[Recorded data]
------------------------------
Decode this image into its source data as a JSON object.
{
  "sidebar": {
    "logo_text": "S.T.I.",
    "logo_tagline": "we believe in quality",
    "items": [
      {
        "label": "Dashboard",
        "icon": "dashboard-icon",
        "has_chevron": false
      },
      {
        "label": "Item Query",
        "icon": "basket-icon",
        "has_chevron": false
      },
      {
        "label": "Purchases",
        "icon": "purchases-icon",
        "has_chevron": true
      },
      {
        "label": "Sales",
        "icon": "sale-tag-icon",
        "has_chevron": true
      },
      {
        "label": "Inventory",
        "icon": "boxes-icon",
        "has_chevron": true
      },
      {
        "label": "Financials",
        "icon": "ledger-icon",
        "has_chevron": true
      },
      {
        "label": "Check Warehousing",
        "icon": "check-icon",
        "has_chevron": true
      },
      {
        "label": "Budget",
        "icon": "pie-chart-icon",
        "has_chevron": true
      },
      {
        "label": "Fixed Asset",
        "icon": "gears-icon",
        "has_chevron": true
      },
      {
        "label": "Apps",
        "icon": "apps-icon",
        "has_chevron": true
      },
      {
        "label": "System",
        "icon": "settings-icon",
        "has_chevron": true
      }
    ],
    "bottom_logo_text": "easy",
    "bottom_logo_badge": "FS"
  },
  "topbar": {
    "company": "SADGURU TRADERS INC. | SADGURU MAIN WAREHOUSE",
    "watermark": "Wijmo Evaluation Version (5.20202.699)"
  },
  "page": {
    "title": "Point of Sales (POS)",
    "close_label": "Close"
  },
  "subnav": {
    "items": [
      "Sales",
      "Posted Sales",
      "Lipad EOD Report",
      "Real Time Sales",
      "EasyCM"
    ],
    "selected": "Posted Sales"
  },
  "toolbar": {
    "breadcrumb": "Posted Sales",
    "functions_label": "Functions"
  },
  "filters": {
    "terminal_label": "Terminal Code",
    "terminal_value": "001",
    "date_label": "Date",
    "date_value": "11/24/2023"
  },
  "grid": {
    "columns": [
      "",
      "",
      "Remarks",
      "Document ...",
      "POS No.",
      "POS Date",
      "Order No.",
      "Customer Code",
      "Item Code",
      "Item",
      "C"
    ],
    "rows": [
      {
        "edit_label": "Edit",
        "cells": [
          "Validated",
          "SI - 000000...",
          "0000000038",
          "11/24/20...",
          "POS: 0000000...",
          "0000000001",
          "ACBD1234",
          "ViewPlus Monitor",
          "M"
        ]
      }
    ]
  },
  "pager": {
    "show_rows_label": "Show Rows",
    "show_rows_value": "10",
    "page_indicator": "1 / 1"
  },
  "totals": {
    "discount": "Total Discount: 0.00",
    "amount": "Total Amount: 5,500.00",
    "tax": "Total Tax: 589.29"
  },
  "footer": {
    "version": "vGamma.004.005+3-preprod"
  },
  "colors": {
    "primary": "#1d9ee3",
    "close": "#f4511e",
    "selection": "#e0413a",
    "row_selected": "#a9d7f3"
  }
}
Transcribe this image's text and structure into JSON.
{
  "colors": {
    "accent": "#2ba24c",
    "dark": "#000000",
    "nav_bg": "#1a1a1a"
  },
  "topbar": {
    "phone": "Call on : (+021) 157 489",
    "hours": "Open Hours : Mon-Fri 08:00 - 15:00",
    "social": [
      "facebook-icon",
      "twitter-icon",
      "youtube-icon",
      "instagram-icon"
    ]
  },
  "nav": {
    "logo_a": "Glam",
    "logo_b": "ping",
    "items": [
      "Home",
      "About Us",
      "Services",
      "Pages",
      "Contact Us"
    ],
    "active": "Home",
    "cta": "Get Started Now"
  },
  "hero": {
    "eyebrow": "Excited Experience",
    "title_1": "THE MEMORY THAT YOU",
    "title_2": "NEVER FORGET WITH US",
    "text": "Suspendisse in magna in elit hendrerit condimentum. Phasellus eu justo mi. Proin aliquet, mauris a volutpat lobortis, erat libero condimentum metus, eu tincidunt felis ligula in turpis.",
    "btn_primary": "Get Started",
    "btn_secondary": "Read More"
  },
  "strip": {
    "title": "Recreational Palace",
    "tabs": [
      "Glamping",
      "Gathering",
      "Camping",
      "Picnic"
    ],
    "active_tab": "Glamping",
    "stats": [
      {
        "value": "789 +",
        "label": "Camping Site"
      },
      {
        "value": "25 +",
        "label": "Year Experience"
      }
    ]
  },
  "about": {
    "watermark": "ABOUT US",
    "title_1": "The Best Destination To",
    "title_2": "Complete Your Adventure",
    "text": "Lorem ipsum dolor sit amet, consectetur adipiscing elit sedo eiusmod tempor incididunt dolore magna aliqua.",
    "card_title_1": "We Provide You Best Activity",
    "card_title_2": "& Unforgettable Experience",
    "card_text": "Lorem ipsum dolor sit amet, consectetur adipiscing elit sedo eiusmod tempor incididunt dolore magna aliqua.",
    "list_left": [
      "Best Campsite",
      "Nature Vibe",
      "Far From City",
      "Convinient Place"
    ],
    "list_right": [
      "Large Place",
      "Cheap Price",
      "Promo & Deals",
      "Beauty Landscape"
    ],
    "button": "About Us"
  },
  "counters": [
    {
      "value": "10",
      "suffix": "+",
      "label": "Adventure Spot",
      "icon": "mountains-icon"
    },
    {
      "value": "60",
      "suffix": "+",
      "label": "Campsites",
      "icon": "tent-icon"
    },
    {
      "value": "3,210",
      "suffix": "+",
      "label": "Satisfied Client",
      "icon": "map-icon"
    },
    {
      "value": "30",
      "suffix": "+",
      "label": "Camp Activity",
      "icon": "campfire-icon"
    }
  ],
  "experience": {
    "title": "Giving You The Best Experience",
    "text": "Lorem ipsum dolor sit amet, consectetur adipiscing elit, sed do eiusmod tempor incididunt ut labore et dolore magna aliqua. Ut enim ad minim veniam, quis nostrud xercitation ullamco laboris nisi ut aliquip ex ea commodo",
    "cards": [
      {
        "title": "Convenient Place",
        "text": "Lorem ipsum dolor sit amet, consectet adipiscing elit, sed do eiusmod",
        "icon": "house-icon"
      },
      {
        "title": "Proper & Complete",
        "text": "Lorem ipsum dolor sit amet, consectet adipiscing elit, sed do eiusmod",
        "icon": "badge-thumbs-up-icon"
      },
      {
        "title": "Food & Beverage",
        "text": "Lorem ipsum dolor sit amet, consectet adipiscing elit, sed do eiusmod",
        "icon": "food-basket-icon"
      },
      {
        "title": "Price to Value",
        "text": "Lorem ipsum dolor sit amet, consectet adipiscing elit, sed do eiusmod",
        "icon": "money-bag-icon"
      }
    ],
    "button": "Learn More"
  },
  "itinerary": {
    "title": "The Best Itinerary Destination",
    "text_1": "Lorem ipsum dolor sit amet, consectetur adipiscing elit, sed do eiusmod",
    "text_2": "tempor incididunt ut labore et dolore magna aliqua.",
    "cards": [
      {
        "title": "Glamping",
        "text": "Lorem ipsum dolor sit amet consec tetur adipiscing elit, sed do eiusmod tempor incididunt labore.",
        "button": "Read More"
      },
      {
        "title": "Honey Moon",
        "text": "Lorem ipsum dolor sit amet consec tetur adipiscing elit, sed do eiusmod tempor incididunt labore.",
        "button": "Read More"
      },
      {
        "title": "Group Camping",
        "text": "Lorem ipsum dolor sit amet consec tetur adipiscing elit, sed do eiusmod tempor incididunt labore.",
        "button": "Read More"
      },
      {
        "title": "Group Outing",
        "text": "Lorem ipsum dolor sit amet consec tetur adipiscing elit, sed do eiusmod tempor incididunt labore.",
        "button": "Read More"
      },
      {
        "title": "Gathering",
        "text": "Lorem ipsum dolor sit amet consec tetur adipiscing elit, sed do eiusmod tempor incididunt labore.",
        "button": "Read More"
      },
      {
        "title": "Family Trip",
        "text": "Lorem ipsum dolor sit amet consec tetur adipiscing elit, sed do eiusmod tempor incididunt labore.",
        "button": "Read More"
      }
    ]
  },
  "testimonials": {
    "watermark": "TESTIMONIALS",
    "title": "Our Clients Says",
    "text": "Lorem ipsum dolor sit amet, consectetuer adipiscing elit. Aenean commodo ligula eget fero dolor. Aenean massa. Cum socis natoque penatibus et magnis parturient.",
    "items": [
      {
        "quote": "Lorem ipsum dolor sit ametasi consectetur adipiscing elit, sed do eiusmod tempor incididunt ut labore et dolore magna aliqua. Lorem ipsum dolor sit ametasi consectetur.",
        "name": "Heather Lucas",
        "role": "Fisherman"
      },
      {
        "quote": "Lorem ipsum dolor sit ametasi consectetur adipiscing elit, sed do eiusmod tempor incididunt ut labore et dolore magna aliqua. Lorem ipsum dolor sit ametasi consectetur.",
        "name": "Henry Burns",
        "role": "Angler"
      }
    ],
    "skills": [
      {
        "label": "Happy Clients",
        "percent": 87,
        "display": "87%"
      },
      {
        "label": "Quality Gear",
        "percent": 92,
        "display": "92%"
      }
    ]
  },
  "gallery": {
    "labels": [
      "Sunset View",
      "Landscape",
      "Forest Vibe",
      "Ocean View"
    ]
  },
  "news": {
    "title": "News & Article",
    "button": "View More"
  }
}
------------------------------
(What needs to be done) In the records above, locate the lines holding the word "Destination". Copy each of them.

(The solution)
    "title_1": "The Best Destination To",
    "title": "The Best Itinerary Destination",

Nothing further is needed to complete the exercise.